• YOUR INSTRUCTIONS
Repeat each line of the material below exactly as it appears, minus any pictures.

• GIVEN DATA

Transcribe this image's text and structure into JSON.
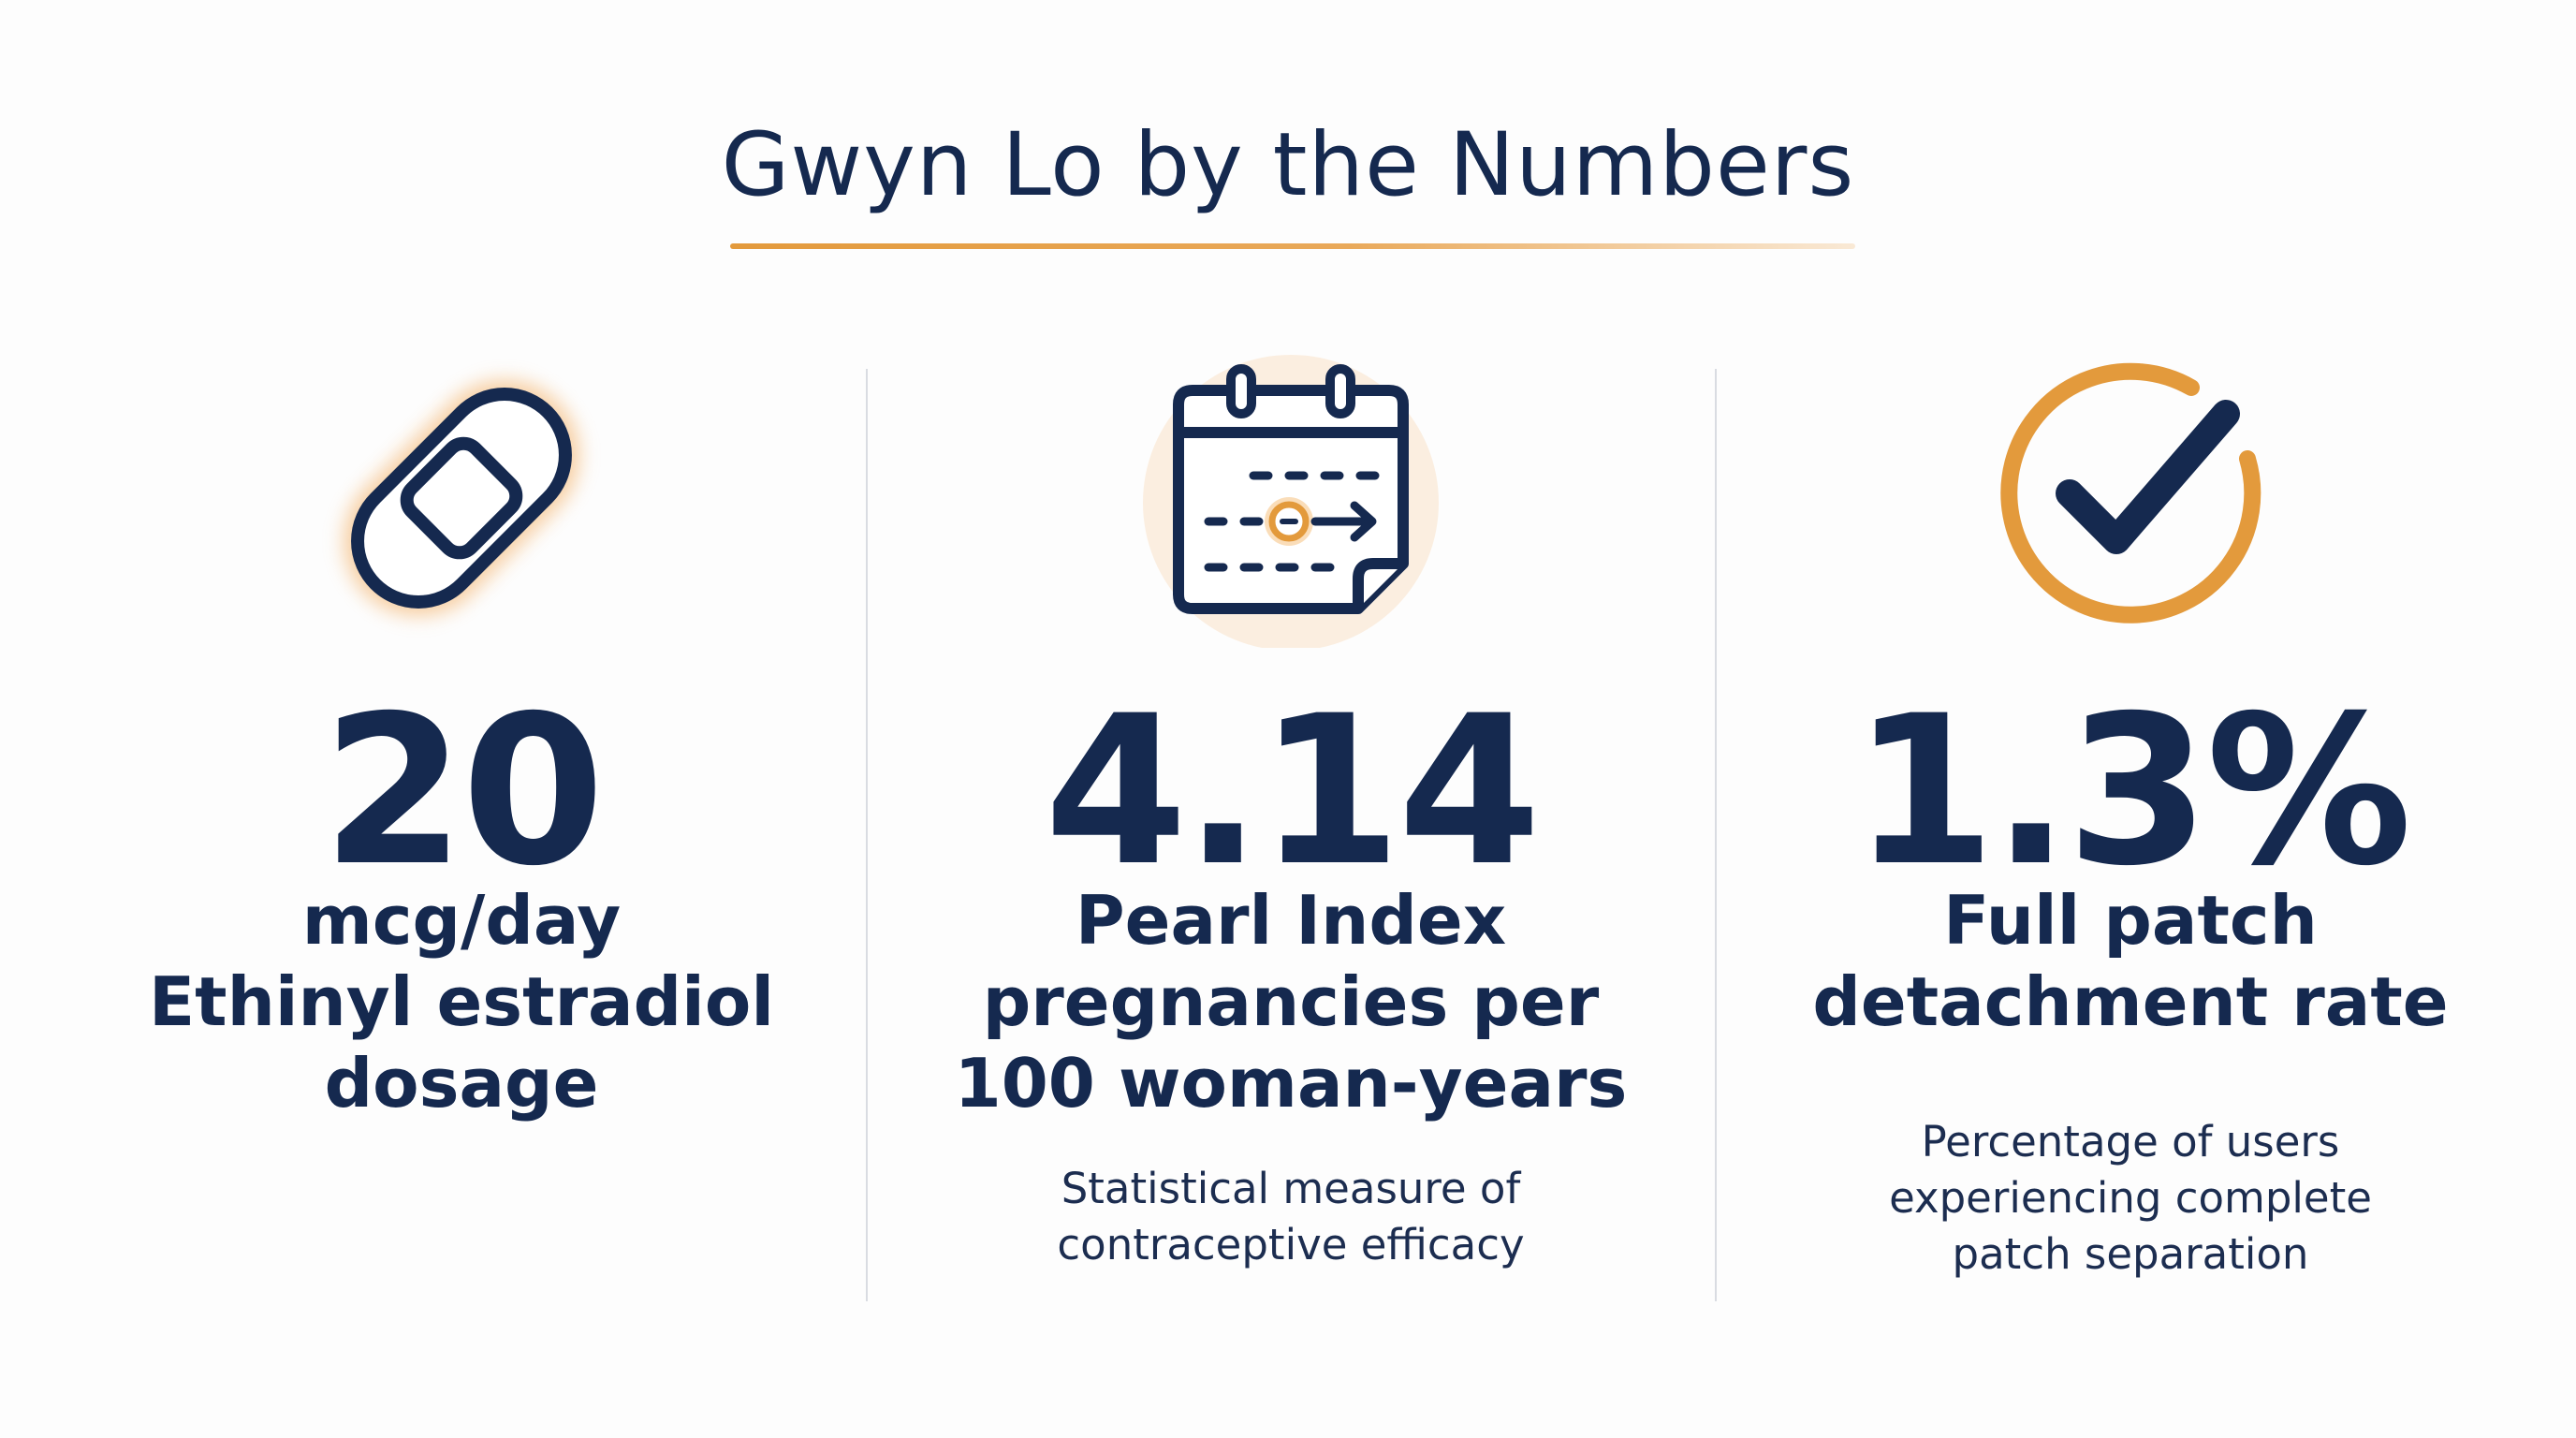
{
  "title": "Gwyn Lo by the Numbers",
  "colors": {
    "navy": "#15294f",
    "accent_orange": "#e39a3c",
    "divider": "#d9dce2"
  },
  "stats": [
    {
      "icon": "bandage-patch-icon",
      "value": "20",
      "label_lines": [
        "mcg/day",
        "Ethinyl estradiol",
        "dosage"
      ],
      "desc_lines": []
    },
    {
      "icon": "calendar-icon",
      "value": "4.14",
      "label_lines": [
        "Pearl Index",
        "pregnancies per",
        "100 woman-years"
      ],
      "desc_lines": [
        "Statistical measure of",
        "contraceptive efficacy"
      ]
    },
    {
      "icon": "check-circle-icon",
      "value": "1.3%",
      "label_lines": [
        "Full patch",
        "detachment rate"
      ],
      "desc_lines": [
        "Percentage of users",
        "experiencing complete",
        "patch separation"
      ]
    }
  ]
}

• RESULT OF THE TASK
Transcribe this image's text and structure into JSON.
{
  "title": "Gwyn Lo by the Numbers",
  "colors": {
    "navy": "#15294f",
    "accent_orange": "#e39a3c",
    "divider": "#d9dce2"
  },
  "stats": [
    {
      "icon": "bandage-patch-icon",
      "value": "20",
      "label_lines": [
        "mcg/day",
        "Ethinyl estradiol",
        "dosage"
      ],
      "desc_lines": []
    },
    {
      "icon": "calendar-icon",
      "value": "4.14",
      "label_lines": [
        "Pearl Index",
        "pregnancies per",
        "100 woman-years"
      ],
      "desc_lines": [
        "Statistical measure of",
        "contraceptive efficacy"
      ]
    },
    {
      "icon": "check-circle-icon",
      "value": "1.3%",
      "label_lines": [
        "Full patch",
        "detachment rate"
      ],
      "desc_lines": [
        "Percentage of users",
        "experiencing complete",
        "patch separation"
      ]
    }
  ]
}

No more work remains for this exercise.